Problem to work on: What follows is a block of records; restate each one word for word.

[Items from a dataset]
◆ ◆ ◆ ◆ ◆ ◆ ◆
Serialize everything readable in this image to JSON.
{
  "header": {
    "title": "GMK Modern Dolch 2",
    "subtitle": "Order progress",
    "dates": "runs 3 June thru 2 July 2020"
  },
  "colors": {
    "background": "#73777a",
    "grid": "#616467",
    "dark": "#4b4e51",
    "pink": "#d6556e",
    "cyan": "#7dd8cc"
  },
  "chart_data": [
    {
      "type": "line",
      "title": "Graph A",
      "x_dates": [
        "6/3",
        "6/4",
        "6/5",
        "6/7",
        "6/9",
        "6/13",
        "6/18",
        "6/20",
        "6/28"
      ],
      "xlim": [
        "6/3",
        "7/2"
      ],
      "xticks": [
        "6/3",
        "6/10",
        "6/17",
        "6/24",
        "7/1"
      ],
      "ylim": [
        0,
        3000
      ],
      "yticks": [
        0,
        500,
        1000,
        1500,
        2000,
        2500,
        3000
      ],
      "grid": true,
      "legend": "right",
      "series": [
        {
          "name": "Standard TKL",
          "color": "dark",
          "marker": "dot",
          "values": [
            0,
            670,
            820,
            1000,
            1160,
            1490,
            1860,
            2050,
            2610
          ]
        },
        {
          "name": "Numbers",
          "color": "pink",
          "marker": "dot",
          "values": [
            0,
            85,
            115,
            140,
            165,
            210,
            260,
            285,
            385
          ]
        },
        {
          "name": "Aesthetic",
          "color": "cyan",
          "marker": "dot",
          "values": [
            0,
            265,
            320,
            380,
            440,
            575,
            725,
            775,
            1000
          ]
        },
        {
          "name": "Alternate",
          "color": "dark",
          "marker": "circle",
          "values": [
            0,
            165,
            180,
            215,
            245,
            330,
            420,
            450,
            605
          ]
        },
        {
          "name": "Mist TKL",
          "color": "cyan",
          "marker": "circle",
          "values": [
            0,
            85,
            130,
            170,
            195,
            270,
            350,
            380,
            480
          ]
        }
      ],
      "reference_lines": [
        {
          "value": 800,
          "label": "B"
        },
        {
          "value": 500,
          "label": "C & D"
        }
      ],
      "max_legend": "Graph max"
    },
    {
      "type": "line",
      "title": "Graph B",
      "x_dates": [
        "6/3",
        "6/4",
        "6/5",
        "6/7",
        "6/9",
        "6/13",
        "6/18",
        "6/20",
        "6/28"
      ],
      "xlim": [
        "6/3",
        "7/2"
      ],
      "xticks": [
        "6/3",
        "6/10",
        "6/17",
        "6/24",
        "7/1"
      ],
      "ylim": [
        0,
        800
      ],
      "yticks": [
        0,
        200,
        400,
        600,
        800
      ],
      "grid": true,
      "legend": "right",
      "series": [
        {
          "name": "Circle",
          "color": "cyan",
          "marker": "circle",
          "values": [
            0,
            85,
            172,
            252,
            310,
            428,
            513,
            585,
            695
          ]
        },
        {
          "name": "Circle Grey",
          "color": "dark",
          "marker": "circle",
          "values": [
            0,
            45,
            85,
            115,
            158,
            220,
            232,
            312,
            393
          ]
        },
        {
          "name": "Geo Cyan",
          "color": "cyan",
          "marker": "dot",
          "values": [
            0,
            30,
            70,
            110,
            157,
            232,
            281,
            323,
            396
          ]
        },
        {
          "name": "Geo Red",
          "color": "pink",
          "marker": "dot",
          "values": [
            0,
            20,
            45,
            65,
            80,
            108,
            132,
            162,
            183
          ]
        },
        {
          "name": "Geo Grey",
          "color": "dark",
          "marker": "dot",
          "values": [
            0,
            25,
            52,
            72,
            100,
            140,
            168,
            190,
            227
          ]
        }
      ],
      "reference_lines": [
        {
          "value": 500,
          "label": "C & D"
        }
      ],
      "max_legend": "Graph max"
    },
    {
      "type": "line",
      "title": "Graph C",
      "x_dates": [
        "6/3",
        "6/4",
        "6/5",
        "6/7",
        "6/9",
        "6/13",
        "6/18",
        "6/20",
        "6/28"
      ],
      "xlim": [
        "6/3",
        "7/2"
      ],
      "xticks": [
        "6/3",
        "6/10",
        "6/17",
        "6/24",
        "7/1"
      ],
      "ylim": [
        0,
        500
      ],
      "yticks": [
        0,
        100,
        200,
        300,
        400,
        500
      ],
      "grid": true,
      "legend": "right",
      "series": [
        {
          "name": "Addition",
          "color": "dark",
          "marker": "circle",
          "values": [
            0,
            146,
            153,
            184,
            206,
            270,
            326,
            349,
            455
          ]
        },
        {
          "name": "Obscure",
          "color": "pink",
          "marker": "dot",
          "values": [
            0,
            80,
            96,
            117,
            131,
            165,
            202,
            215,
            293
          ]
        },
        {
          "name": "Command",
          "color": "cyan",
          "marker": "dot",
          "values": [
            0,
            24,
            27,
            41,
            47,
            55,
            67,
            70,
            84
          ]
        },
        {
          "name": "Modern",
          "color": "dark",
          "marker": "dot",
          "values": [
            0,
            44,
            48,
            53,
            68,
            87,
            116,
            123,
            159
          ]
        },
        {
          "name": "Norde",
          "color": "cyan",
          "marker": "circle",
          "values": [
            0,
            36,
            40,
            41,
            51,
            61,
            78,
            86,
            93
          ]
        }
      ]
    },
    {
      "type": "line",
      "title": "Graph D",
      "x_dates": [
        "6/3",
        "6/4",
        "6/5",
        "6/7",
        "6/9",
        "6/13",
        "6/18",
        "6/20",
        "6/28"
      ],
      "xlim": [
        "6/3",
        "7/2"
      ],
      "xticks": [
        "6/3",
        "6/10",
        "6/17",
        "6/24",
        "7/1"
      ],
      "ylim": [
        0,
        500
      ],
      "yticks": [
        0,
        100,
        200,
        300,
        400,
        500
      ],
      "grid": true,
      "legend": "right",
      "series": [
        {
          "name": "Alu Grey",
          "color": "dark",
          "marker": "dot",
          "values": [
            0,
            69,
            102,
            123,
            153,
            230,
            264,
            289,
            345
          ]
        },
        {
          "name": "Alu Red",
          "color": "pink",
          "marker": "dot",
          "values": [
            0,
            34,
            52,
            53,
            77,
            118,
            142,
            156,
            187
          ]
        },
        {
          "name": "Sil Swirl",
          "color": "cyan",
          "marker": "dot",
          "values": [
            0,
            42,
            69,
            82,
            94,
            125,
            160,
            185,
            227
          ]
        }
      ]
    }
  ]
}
◆ ◆ ◆ ◆ ◆ ◆ ◆
Exercise response:
Serialize everything readable in this image to JSON.
{
  "header": {
    "title": "GMK Modern Dolch 2",
    "subtitle": "Order progress",
    "dates": "runs 3 June thru 2 July 2020"
  },
  "colors": {
    "background": "#73777a",
    "grid": "#616467",
    "dark": "#4b4e51",
    "pink": "#d6556e",
    "cyan": "#7dd8cc"
  },
  "chart_data": [
    {
      "type": "line",
      "title": "Graph A",
      "x_dates": [
        "6/3",
        "6/4",
        "6/5",
        "6/7",
        "6/9",
        "6/13",
        "6/18",
        "6/20",
        "6/28"
      ],
      "xlim": [
        "6/3",
        "7/2"
      ],
      "xticks": [
        "6/3",
        "6/10",
        "6/17",
        "6/24",
        "7/1"
      ],
      "ylim": [
        0,
        3000
      ],
      "yticks": [
        0,
        500,
        1000,
        1500,
        2000,
        2500,
        3000
      ],
      "grid": true,
      "legend": "right",
      "series": [
        {
          "name": "Standard TKL",
          "color": "dark",
          "marker": "dot",
          "values": [
            0,
            670,
            820,
            1000,
            1160,
            1490,
            1860,
            2050,
            2610
          ]
        },
        {
          "name": "Numbers",
          "color": "pink",
          "marker": "dot",
          "values": [
            0,
            85,
            115,
            140,
            165,
            210,
            260,
            285,
            385
          ]
        },
        {
          "name": "Aesthetic",
          "color": "cyan",
          "marker": "dot",
          "values": [
            0,
            265,
            320,
            380,
            440,
            575,
            725,
            775,
            1000
          ]
        },
        {
          "name": "Alternate",
          "color": "dark",
          "marker": "circle",
          "values": [
            0,
            165,
            180,
            215,
            245,
            330,
            420,
            450,
            605
          ]
        },
        {
          "name": "Mist TKL",
          "color": "cyan",
          "marker": "circle",
          "values": [
            0,
            85,
            130,
            170,
            195,
            270,
            350,
            380,
            480
          ]
        }
      ],
      "reference_lines": [
        {
          "value": 800,
          "label": "B"
        },
        {
          "value": 500,
          "label": "C & D"
        }
      ],
      "max_legend": "Graph max"
    },
    {
      "type": "line",
      "title": "Graph B",
      "x_dates": [
        "6/3",
        "6/4",
        "6/5",
        "6/7",
        "6/9",
        "6/13",
        "6/18",
        "6/20",
        "6/28"
      ],
      "xlim": [
        "6/3",
        "7/2"
      ],
      "xticks": [
        "6/3",
        "6/10",
        "6/17",
        "6/24",
        "7/1"
      ],
      "ylim": [
        0,
        800
      ],
      "yticks": [
        0,
        200,
        400,
        600,
        800
      ],
      "grid": true,
      "legend": "right",
      "series": [
        {
          "name": "Circle",
          "color": "cyan",
          "marker": "circle",
          "values": [
            0,
            85,
            172,
            252,
            310,
            428,
            513,
            585,
            695
          ]
        },
        {
          "name": "Circle Grey",
          "color": "dark",
          "marker": "circle",
          "values": [
            0,
            45,
            85,
            115,
            158,
            220,
            232,
            312,
            393
          ]
        },
        {
          "name": "Geo Cyan",
          "color": "cyan",
          "marker": "dot",
          "values": [
            0,
            30,
            70,
            110,
            157,
            232,
            281,
            323,
            396
          ]
        },
        {
          "name": "Geo Red",
          "color": "pink",
          "marker": "dot",
          "values": [
            0,
            20,
            45,
            65,
            80,
            108,
            132,
            162,
            183
          ]
        },
        {
          "name": "Geo Grey",
          "color": "dark",
          "marker": "dot",
          "values": [
            0,
            25,
            52,
            72,
            100,
            140,
            168,
            190,
            227
          ]
        }
      ],
      "reference_lines": [
        {
          "value": 500,
          "label": "C & D"
        }
      ],
      "max_legend": "Graph max"
    },
    {
      "type": "line",
      "title": "Graph C",
      "x_dates": [
        "6/3",
        "6/4",
        "6/5",
        "6/7",
        "6/9",
        "6/13",
        "6/18",
        "6/20",
        "6/28"
      ],
      "xlim": [
        "6/3",
        "7/2"
      ],
      "xticks": [
        "6/3",
        "6/10",
        "6/17",
        "6/24",
        "7/1"
      ],
      "ylim": [
        0,
        500
      ],
      "yticks": [
        0,
        100,
        200,
        300,
        400,
        500
      ],
      "grid": true,
      "legend": "right",
      "series": [
        {
          "name": "Addition",
          "color": "dark",
          "marker": "circle",
          "values": [
            0,
            146,
            153,
            184,
            206,
            270,
            326,
            349,
            455
          ]
        },
        {
          "name": "Obscure",
          "color": "pink",
          "marker": "dot",
          "values": [
            0,
            80,
            96,
            117,
            131,
            165,
            202,
            215,
            293
          ]
        },
        {
          "name": "Command",
          "color": "cyan",
          "marker": "dot",
          "values": [
            0,
            24,
            27,
            41,
            47,
            55,
            67,
            70,
            84
          ]
        },
        {
          "name": "Modern",
          "color": "dark",
          "marker": "dot",
          "values": [
            0,
            44,
            48,
            53,
            68,
            87,
            116,
            123,
            159
          ]
        },
        {
          "name": "Norde",
          "color": "cyan",
          "marker": "circle",
          "values": [
            0,
            36,
            40,
            41,
            51,
            61,
            78,
            86,
            93
          ]
        }
      ]
    },
    {
      "type": "line",
      "title": "Graph D",
      "x_dates": [
        "6/3",
        "6/4",
        "6/5",
        "6/7",
        "6/9",
        "6/13",
        "6/18",
        "6/20",
        "6/28"
      ],
      "xlim": [
        "6/3",
        "7/2"
      ],
      "xticks": [
        "6/3",
        "6/10",
        "6/17",
        "6/24",
        "7/1"
      ],
      "ylim": [
        0,
        500
      ],
      "yticks": [
        0,
        100,
        200,
        300,
        400,
        500
      ],
      "grid": true,
      "legend": "right",
      "series": [
        {
          "name": "Alu Grey",
          "color": "dark",
          "marker": "dot",
          "values": [
            0,
            69,
            102,
            123,
            153,
            230,
            264,
            289,
            345
          ]
        },
        {
          "name": "Alu Red",
          "color": "pink",
          "marker": "dot",
          "values": [
            0,
            34,
            52,
            53,
            77,
            118,
            142,
            156,
            187
          ]
        },
        {
          "name": "Sil Swirl",
          "color": "cyan",
          "marker": "dot",
          "values": [
            0,
            42,
            69,
            82,
            94,
            125,
            160,
            185,
            227
          ]
        }
      ]
    }
  ]
}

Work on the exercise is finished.